• **Objective**:
Copy out every line that contains the word "Section".
____
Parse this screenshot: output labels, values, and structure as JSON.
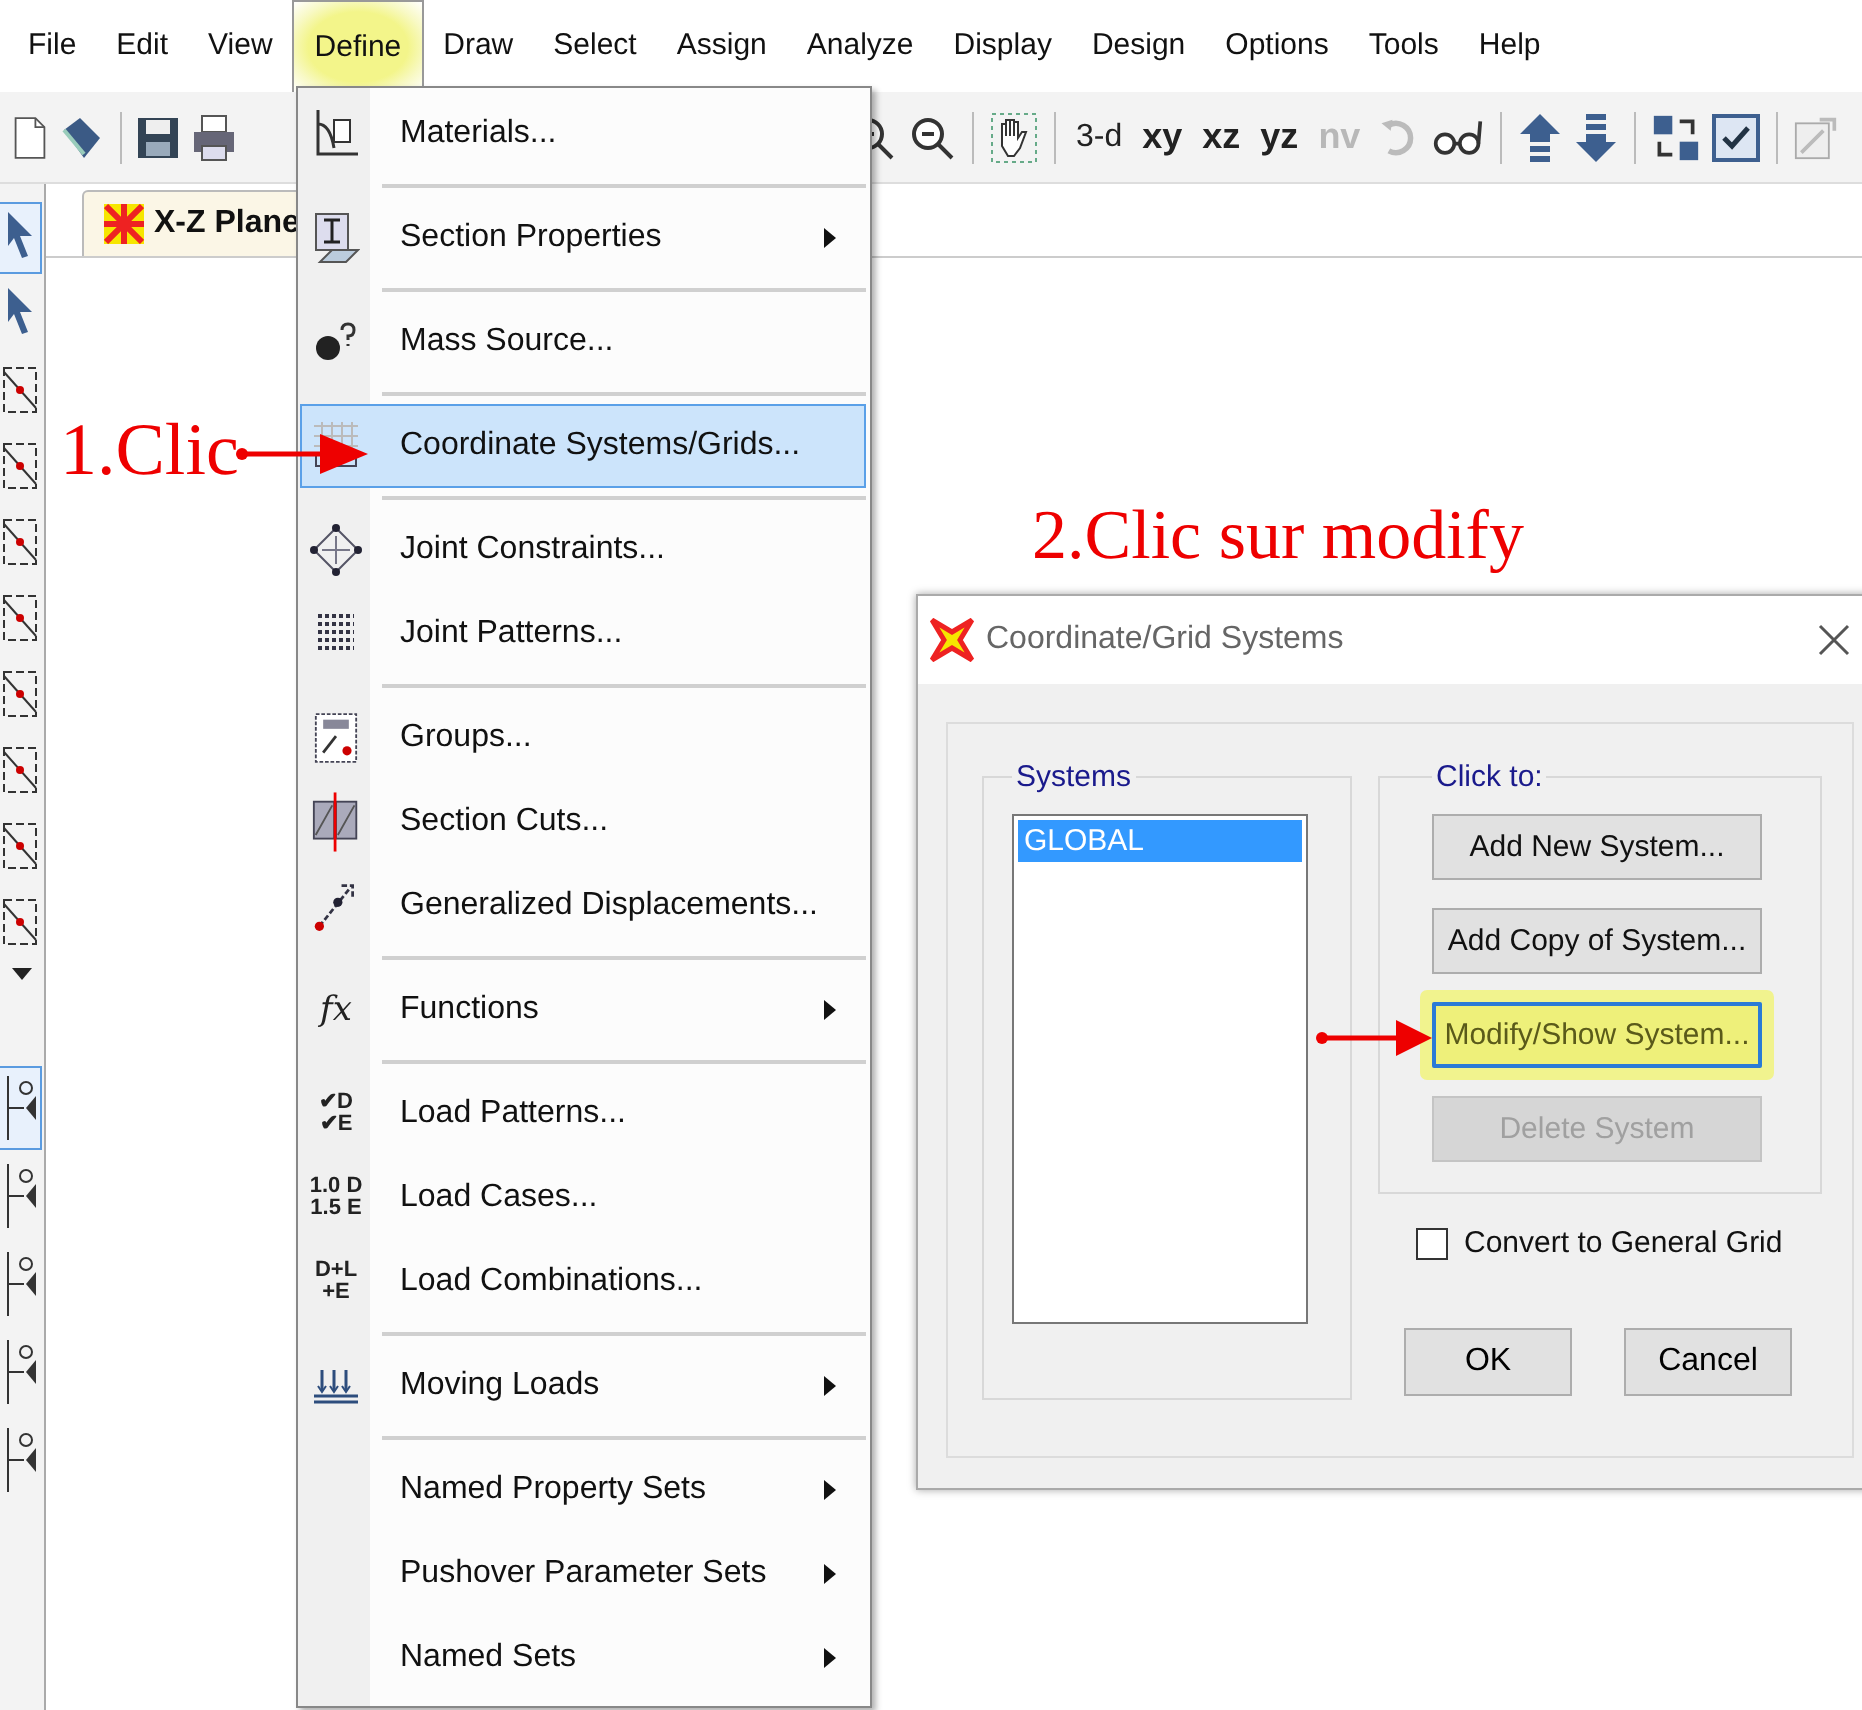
{
  "menu_bar": [
    {
      "label": "File",
      "selected": false
    },
    {
      "label": "Edit",
      "selected": false
    },
    {
      "label": "View",
      "selected": false
    },
    {
      "label": "Define",
      "selected": true
    },
    {
      "label": "Draw",
      "selected": false
    },
    {
      "label": "Select",
      "selected": false
    },
    {
      "label": "Assign",
      "selected": false
    },
    {
      "label": "Analyze",
      "selected": false
    },
    {
      "label": "Display",
      "selected": false
    },
    {
      "label": "Design",
      "selected": false
    },
    {
      "label": "Options",
      "selected": false
    },
    {
      "label": "Tools",
      "selected": false
    },
    {
      "label": "Help",
      "selected": false
    }
  ],
  "toolbar": {
    "view_buttons": [
      {
        "label": "3-d",
        "kind": "light",
        "disabled": false
      },
      {
        "label": "xy",
        "kind": "bold",
        "disabled": false
      },
      {
        "label": "xz",
        "kind": "bold",
        "disabled": false
      },
      {
        "label": "yz",
        "kind": "bold",
        "disabled": false
      },
      {
        "label": "nv",
        "kind": "bold",
        "disabled": true
      }
    ]
  },
  "tab": {
    "title": "X-Z Plane"
  },
  "define_menu": {
    "groups": [
      [
        {
          "label": "Materials...",
          "submenu": false,
          "highlighted": false
        }
      ],
      [
        {
          "label": "Section Properties",
          "submenu": true,
          "highlighted": false
        }
      ],
      [
        {
          "label": "Mass Source...",
          "submenu": false,
          "highlighted": false
        }
      ],
      [
        {
          "label": "Coordinate Systems/Grids...",
          "submenu": false,
          "highlighted": true
        }
      ],
      [
        {
          "label": "Joint Constraints...",
          "submenu": false,
          "highlighted": false
        },
        {
          "label": "Joint Patterns...",
          "submenu": false,
          "highlighted": false
        }
      ],
      [
        {
          "label": "Groups...",
          "submenu": false,
          "highlighted": false
        },
        {
          "label": "Section Cuts...",
          "submenu": false,
          "highlighted": false
        },
        {
          "label": "Generalized Displacements...",
          "submenu": false,
          "highlighted": false
        }
      ],
      [
        {
          "label": "Functions",
          "submenu": true,
          "highlighted": false,
          "icon_text": {
            "kind": "formula",
            "lines": [
              "fx"
            ]
          }
        }
      ],
      [
        {
          "label": "Load Patterns...",
          "submenu": false,
          "highlighted": false,
          "icon_text": {
            "kind": "plain",
            "lines": [
              "✔D",
              "✔E"
            ]
          }
        },
        {
          "label": "Load Cases...",
          "submenu": false,
          "highlighted": false,
          "icon_text": {
            "kind": "plain",
            "lines": [
              "1.0 D",
              "1.5 E"
            ]
          }
        },
        {
          "label": "Load Combinations...",
          "submenu": false,
          "highlighted": false,
          "icon_text": {
            "kind": "plain",
            "lines": [
              "D+L",
              "+E"
            ]
          }
        }
      ],
      [
        {
          "label": "Moving Loads",
          "submenu": true,
          "highlighted": false
        }
      ],
      [
        {
          "label": "Named Property Sets",
          "submenu": true,
          "highlighted": false
        },
        {
          "label": "Pushover Parameter Sets",
          "submenu": true,
          "highlighted": false
        },
        {
          "label": "Named Sets",
          "submenu": true,
          "highlighted": false
        }
      ]
    ]
  },
  "annotations": [
    {
      "text": "1.Clic"
    },
    {
      "text": "2.Clic sur modify"
    }
  ],
  "dialog": {
    "title": "Coordinate/Grid Systems",
    "systems_label": "Systems",
    "systems": [
      {
        "label": "GLOBAL",
        "selected": true
      }
    ],
    "click_to_label": "Click to:",
    "actions": [
      {
        "label": "Add New System...",
        "disabled": false,
        "focused": false
      },
      {
        "label": "Add Copy of System...",
        "disabled": false,
        "focused": false
      },
      {
        "label": "Modify/Show System...",
        "disabled": false,
        "focused": true
      },
      {
        "label": "Delete System",
        "disabled": true,
        "focused": false
      }
    ],
    "convert_checkbox": {
      "label": "Convert to General Grid",
      "checked": false
    },
    "buttons": [
      "OK",
      "Cancel"
    ]
  }
}
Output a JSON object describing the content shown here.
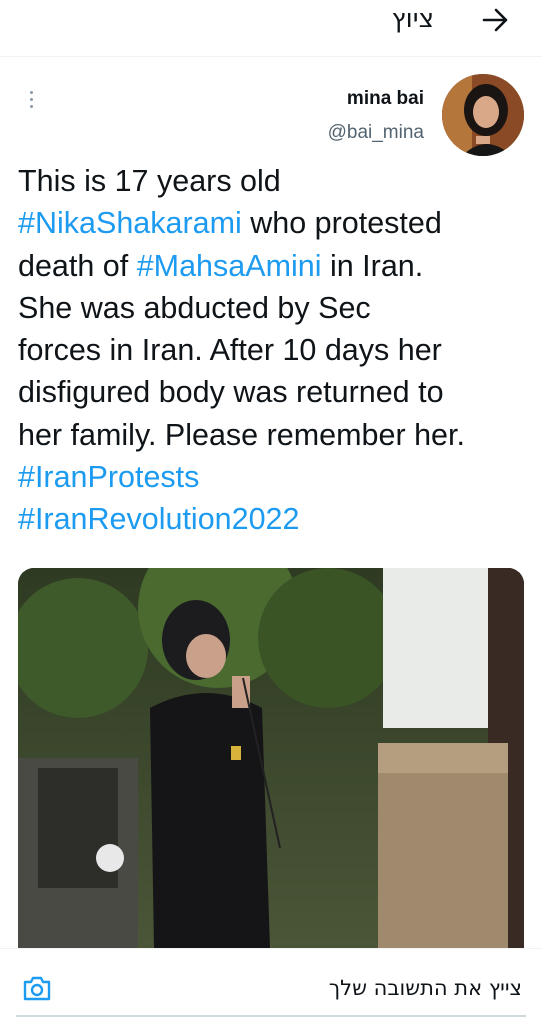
{
  "header": {
    "title": "ציוץ",
    "back_icon": "arrow-right-icon"
  },
  "tweet": {
    "author_name": "mina bai",
    "author_handle": "@bai_mina",
    "more_icon": "more-vertical-icon",
    "text_lines": [
      [
        {
          "t": "This is 17 years old",
          "h": false
        }
      ],
      [
        {
          "t": "#NikaShakarami",
          "h": true
        },
        {
          "t": " who protested",
          "h": false
        }
      ],
      [
        {
          "t": "death of ",
          "h": false
        },
        {
          "t": "#MahsaAmini",
          "h": true
        },
        {
          "t": " in Iran.",
          "h": false
        }
      ],
      [
        {
          "t": "She was abducted by Sec",
          "h": false
        }
      ],
      [
        {
          "t": "forces in Iran. After 10 days her",
          "h": false
        }
      ],
      [
        {
          "t": "disfigured body was returned to",
          "h": false
        }
      ],
      [
        {
          "t": "her family. Please remember her.",
          "h": false
        }
      ],
      [
        {
          "t": "#IranProtests",
          "h": true
        }
      ],
      [
        {
          "t": "#IranRevolution2022",
          "h": true
        }
      ]
    ]
  },
  "reply": {
    "placeholder": "צייץ את התשובה שלך",
    "camera_icon": "camera-icon"
  },
  "colors": {
    "hashtag": "#1d9bf0",
    "text": "#0f1419",
    "secondary": "#536471"
  }
}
____
• **Answer in full**:
          "label": "Section Properties",
          "label": "Section Cuts...",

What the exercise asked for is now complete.